Instruction: Your task is to extract every line from the material below exactly.

:: Task data ::

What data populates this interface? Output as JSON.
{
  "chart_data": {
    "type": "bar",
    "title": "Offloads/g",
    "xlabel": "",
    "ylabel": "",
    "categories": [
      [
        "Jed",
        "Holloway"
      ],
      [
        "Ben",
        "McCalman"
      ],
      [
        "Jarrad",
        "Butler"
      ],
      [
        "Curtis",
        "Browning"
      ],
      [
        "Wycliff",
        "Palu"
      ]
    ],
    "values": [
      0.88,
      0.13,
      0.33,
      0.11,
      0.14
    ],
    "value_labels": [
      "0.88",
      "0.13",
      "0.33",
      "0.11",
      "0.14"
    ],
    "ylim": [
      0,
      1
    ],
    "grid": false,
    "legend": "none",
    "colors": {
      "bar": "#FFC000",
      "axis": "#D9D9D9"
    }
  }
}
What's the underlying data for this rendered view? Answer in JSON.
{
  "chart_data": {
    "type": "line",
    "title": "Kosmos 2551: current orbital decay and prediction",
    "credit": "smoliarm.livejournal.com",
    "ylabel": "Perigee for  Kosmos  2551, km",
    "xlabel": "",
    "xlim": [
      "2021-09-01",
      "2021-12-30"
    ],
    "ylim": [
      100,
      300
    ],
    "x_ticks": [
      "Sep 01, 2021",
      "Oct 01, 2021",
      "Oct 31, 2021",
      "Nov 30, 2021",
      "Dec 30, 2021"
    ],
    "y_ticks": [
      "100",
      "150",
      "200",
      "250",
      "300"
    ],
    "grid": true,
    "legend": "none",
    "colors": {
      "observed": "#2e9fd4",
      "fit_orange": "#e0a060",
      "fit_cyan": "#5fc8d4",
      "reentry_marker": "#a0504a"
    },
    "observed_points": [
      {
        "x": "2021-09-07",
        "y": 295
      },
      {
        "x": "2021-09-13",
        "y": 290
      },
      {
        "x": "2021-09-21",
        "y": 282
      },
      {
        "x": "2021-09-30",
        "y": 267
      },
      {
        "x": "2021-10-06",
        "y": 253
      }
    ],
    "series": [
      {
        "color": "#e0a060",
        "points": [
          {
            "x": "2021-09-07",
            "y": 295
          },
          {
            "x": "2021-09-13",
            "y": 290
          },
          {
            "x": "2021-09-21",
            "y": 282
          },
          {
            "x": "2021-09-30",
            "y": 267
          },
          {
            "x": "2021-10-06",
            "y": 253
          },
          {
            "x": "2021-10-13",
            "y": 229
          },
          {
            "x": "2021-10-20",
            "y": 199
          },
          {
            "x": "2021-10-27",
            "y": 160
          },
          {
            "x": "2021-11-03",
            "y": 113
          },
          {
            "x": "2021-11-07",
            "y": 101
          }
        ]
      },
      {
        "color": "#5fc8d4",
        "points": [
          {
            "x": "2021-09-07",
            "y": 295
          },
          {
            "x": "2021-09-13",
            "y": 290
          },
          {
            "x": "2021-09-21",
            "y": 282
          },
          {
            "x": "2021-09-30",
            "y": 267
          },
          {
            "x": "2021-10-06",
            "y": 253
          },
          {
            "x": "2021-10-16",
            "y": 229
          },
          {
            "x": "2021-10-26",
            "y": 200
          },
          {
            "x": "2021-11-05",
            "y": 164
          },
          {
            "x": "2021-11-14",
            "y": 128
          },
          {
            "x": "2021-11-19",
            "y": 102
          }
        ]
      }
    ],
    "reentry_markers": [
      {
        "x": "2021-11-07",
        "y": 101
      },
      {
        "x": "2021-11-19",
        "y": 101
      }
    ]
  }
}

:::

Full response:
What data populates this interface? Output as JSON.
{
  "chart_data": {
    "type": "bar",
    "title": "Offloads/g",
    "xlabel": "",
    "ylabel": "",
    "categories": [
      [
        "Jed",
        "Holloway"
      ],
      [
        "Ben",
        "McCalman"
      ],
      [
        "Jarrad",
        "Butler"
      ],
      [
        "Curtis",
        "Browning"
      ],
      [
        "Wycliff",
        "Palu"
      ]
    ],
    "values": [
      0.88,
      0.13,
      0.33,
      0.11,
      0.14
    ],
    "value_labels": [
      "0.88",
      "0.13",
      "0.33",
      "0.11",
      "0.14"
    ],
    "ylim": [
      0,
      1
    ],
    "grid": false,
    "legend": "none",
    "colors": {
      "bar": "#FFC000",
      "axis": "#D9D9D9"
    }
  }
}
What's the underlying data for this rendered view? Answer in JSON.
{
  "chart_data": {
    "type": "line",
    "title": "Kosmos 2551: current orbital decay and prediction",
    "credit": "smoliarm.livejournal.com",
    "ylabel": "Perigee for  Kosmos  2551, km",
    "xlabel": "",
    "xlim": [
      "2021-09-01",
      "2021-12-30"
    ],
    "ylim": [
      100,
      300
    ],
    "x_ticks": [
      "Sep 01, 2021",
      "Oct 01, 2021",
      "Oct 31, 2021",
      "Nov 30, 2021",
      "Dec 30, 2021"
    ],
    "y_ticks": [
      "100",
      "150",
      "200",
      "250",
      "300"
    ],
    "grid": true,
    "legend": "none",
    "colors": {
      "observed": "#2e9fd4",
      "fit_orange": "#e0a060",
      "fit_cyan": "#5fc8d4",
      "reentry_marker": "#a0504a"
    },
    "observed_points": [
      {
        "x": "2021-09-07",
        "y": 295
      },
      {
        "x": "2021-09-13",
        "y": 290
      },
      {
        "x": "2021-09-21",
        "y": 282
      },
      {
        "x": "2021-09-30",
        "y": 267
      },
      {
        "x": "2021-10-06",
        "y": 253
      }
    ],
    "series": [
      {
        "color": "#e0a060",
        "points": [
          {
            "x": "2021-09-07",
            "y": 295
          },
          {
            "x": "2021-09-13",
            "y": 290
          },
          {
            "x": "2021-09-21",
            "y": 282
          },
          {
            "x": "2021-09-30",
            "y": 267
          },
          {
            "x": "2021-10-06",
            "y": 253
          },
          {
            "x": "2021-10-13",
            "y": 229
          },
          {
            "x": "2021-10-20",
            "y": 199
          },
          {
            "x": "2021-10-27",
            "y": 160
          },
          {
            "x": "2021-11-03",
            "y": 113
          },
          {
            "x": "2021-11-07",
            "y": 101
          }
        ]
      },
      {
        "color": "#5fc8d4",
        "points": [
          {
            "x": "2021-09-07",
            "y": 295
          },
          {
            "x": "2021-09-13",
            "y": 290
          },
          {
            "x": "2021-09-21",
            "y": 282
          },
          {
            "x": "2021-09-30",
            "y": 267
          },
          {
            "x": "2021-10-06",
            "y": 253
          },
          {
            "x": "2021-10-16",
            "y": 229
          },
          {
            "x": "2021-10-26",
            "y": 200
          },
          {
            "x": "2021-11-05",
            "y": 164
          },
          {
            "x": "2021-11-14",
            "y": 128
          },
          {
            "x": "2021-11-19",
            "y": 102
          }
        ]
      }
    ],
    "reentry_markers": [
      {
        "x": "2021-11-07",
        "y": 101
      },
      {
        "x": "2021-11-19",
        "y": 101
      }
    ]
  }
}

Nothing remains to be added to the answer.